+++ TASK INPUTS

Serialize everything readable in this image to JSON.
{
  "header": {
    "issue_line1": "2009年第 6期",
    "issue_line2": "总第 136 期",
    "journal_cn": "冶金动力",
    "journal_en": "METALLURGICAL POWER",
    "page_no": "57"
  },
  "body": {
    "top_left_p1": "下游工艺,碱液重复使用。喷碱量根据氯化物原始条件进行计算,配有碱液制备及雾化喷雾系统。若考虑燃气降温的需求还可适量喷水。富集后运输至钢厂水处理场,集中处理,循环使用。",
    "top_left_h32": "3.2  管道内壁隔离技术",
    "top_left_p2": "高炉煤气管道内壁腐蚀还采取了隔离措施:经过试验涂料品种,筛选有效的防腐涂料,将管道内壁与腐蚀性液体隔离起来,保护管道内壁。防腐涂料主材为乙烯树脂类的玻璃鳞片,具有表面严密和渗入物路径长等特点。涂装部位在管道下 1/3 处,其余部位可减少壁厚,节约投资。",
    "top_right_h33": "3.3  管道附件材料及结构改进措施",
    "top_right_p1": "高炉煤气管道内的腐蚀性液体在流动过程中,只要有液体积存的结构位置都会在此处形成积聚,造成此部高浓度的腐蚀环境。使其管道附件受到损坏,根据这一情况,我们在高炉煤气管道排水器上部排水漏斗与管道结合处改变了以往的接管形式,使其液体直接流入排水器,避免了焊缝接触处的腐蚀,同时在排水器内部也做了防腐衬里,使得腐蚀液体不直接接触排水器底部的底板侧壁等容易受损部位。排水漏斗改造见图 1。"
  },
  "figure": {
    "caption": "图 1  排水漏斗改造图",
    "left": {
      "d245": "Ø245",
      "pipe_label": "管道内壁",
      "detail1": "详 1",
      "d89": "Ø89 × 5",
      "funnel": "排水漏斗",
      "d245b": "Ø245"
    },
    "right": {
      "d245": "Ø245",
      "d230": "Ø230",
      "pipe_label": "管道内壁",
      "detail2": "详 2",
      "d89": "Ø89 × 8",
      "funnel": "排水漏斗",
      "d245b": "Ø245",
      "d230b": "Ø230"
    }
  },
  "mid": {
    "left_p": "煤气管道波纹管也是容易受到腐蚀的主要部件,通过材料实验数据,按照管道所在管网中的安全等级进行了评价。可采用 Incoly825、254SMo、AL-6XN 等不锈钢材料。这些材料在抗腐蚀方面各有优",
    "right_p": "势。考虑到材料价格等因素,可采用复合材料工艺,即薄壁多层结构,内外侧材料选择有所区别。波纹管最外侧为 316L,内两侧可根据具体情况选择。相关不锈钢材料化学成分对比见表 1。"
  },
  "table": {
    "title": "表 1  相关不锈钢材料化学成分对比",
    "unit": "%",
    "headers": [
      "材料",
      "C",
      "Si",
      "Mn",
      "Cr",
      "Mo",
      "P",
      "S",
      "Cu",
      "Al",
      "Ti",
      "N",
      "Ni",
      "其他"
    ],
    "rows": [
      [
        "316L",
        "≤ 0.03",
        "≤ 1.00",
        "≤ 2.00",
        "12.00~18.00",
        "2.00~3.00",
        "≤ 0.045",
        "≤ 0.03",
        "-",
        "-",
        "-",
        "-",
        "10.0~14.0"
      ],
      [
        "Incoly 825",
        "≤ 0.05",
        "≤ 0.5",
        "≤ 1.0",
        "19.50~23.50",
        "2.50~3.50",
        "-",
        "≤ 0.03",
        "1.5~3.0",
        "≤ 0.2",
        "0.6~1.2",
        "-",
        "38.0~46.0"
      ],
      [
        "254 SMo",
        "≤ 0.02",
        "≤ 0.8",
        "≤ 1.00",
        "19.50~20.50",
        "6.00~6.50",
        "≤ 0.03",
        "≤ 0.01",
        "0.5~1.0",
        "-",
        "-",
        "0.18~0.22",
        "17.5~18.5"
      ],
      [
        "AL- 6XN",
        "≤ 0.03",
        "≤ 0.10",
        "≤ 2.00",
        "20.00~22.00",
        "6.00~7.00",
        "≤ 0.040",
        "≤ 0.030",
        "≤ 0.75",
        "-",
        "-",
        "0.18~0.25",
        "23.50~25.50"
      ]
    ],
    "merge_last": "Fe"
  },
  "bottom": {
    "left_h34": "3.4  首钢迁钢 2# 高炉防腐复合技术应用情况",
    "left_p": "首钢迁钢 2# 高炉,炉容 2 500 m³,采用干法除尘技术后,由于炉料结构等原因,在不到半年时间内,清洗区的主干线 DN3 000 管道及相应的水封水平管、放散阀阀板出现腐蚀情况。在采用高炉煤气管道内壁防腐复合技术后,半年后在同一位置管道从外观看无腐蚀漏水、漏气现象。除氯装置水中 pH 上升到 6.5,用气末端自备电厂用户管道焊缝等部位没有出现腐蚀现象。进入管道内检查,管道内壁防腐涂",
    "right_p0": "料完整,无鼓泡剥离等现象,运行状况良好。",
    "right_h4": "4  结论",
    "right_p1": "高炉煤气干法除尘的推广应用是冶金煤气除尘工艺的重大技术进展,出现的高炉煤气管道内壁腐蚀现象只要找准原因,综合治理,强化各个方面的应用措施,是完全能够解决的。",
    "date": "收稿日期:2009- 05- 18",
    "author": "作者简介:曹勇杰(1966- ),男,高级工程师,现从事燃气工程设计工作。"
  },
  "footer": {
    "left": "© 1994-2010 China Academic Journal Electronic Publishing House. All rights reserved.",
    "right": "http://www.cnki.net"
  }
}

++++++

Every record above should be copied exactly.

Serialize everything readable in this image to JSON.
{
  "header": {
    "issue_line1": "2009年第 6期",
    "issue_line2": "总第 136 期",
    "journal_cn": "冶金动力",
    "journal_en": "METALLURGICAL POWER",
    "page_no": "57"
  },
  "body": {
    "top_left_p1": "下游工艺,碱液重复使用。喷碱量根据氯化物原始条件进行计算,配有碱液制备及雾化喷雾系统。若考虑燃气降温的需求还可适量喷水。富集后运输至钢厂水处理场,集中处理,循环使用。",
    "top_left_h32": "3.2  管道内壁隔离技术",
    "top_left_p2": "高炉煤气管道内壁腐蚀还采取了隔离措施:经过试验涂料品种,筛选有效的防腐涂料,将管道内壁与腐蚀性液体隔离起来,保护管道内壁。防腐涂料主材为乙烯树脂类的玻璃鳞片,具有表面严密和渗入物路径长等特点。涂装部位在管道下 1/3 处,其余部位可减少壁厚,节约投资。",
    "top_right_h33": "3.3  管道附件材料及结构改进措施",
    "top_right_p1": "高炉煤气管道内的腐蚀性液体在流动过程中,只要有液体积存的结构位置都会在此处形成积聚,造成此部高浓度的腐蚀环境。使其管道附件受到损坏,根据这一情况,我们在高炉煤气管道排水器上部排水漏斗与管道结合处改变了以往的接管形式,使其液体直接流入排水器,避免了焊缝接触处的腐蚀,同时在排水器内部也做了防腐衬里,使得腐蚀液体不直接接触排水器底部的底板侧壁等容易受损部位。排水漏斗改造见图 1。"
  },
  "figure": {
    "caption": "图 1  排水漏斗改造图",
    "left": {
      "d245": "Ø245",
      "pipe_label": "管道内壁",
      "detail1": "详 1",
      "d89": "Ø89 × 5",
      "funnel": "排水漏斗",
      "d245b": "Ø245"
    },
    "right": {
      "d245": "Ø245",
      "d230": "Ø230",
      "pipe_label": "管道内壁",
      "detail2": "详 2",
      "d89": "Ø89 × 8",
      "funnel": "排水漏斗",
      "d245b": "Ø245",
      "d230b": "Ø230"
    }
  },
  "mid": {
    "left_p": "煤气管道波纹管也是容易受到腐蚀的主要部件,通过材料实验数据,按照管道所在管网中的安全等级进行了评价。可采用 Incoly825、254SMo、AL-6XN 等不锈钢材料。这些材料在抗腐蚀方面各有优",
    "right_p": "势。考虑到材料价格等因素,可采用复合材料工艺,即薄壁多层结构,内外侧材料选择有所区别。波纹管最外侧为 316L,内两侧可根据具体情况选择。相关不锈钢材料化学成分对比见表 1。"
  },
  "table": {
    "title": "表 1  相关不锈钢材料化学成分对比",
    "unit": "%",
    "headers": [
      "材料",
      "C",
      "Si",
      "Mn",
      "Cr",
      "Mo",
      "P",
      "S",
      "Cu",
      "Al",
      "Ti",
      "N",
      "Ni",
      "其他"
    ],
    "rows": [
      [
        "316L",
        "≤ 0.03",
        "≤ 1.00",
        "≤ 2.00",
        "12.00~18.00",
        "2.00~3.00",
        "≤ 0.045",
        "≤ 0.03",
        "-",
        "-",
        "-",
        "-",
        "10.0~14.0"
      ],
      [
        "Incoly 825",
        "≤ 0.05",
        "≤ 0.5",
        "≤ 1.0",
        "19.50~23.50",
        "2.50~3.50",
        "-",
        "≤ 0.03",
        "1.5~3.0",
        "≤ 0.2",
        "0.6~1.2",
        "-",
        "38.0~46.0"
      ],
      [
        "254 SMo",
        "≤ 0.02",
        "≤ 0.8",
        "≤ 1.00",
        "19.50~20.50",
        "6.00~6.50",
        "≤ 0.03",
        "≤ 0.01",
        "0.5~1.0",
        "-",
        "-",
        "0.18~0.22",
        "17.5~18.5"
      ],
      [
        "AL- 6XN",
        "≤ 0.03",
        "≤ 0.10",
        "≤ 2.00",
        "20.00~22.00",
        "6.00~7.00",
        "≤ 0.040",
        "≤ 0.030",
        "≤ 0.75",
        "-",
        "-",
        "0.18~0.25",
        "23.50~25.50"
      ]
    ],
    "merge_last": "Fe"
  },
  "bottom": {
    "left_h34": "3.4  首钢迁钢 2# 高炉防腐复合技术应用情况",
    "left_p": "首钢迁钢 2# 高炉,炉容 2 500 m³,采用干法除尘技术后,由于炉料结构等原因,在不到半年时间内,清洗区的主干线 DN3 000 管道及相应的水封水平管、放散阀阀板出现腐蚀情况。在采用高炉煤气管道内壁防腐复合技术后,半年后在同一位置管道从外观看无腐蚀漏水、漏气现象。除氯装置水中 pH 上升到 6.5,用气末端自备电厂用户管道焊缝等部位没有出现腐蚀现象。进入管道内检查,管道内壁防腐涂",
    "right_p0": "料完整,无鼓泡剥离等现象,运行状况良好。",
    "right_h4": "4  结论",
    "right_p1": "高炉煤气干法除尘的推广应用是冶金煤气除尘工艺的重大技术进展,出现的高炉煤气管道内壁腐蚀现象只要找准原因,综合治理,强化各个方面的应用措施,是完全能够解决的。",
    "date": "收稿日期:2009- 05- 18",
    "author": "作者简介:曹勇杰(1966- ),男,高级工程师,现从事燃气工程设计工作。"
  },
  "footer": {
    "left": "© 1994-2010 China Academic Journal Electronic Publishing House. All rights reserved.",
    "right": "http://www.cnki.net"
  }
}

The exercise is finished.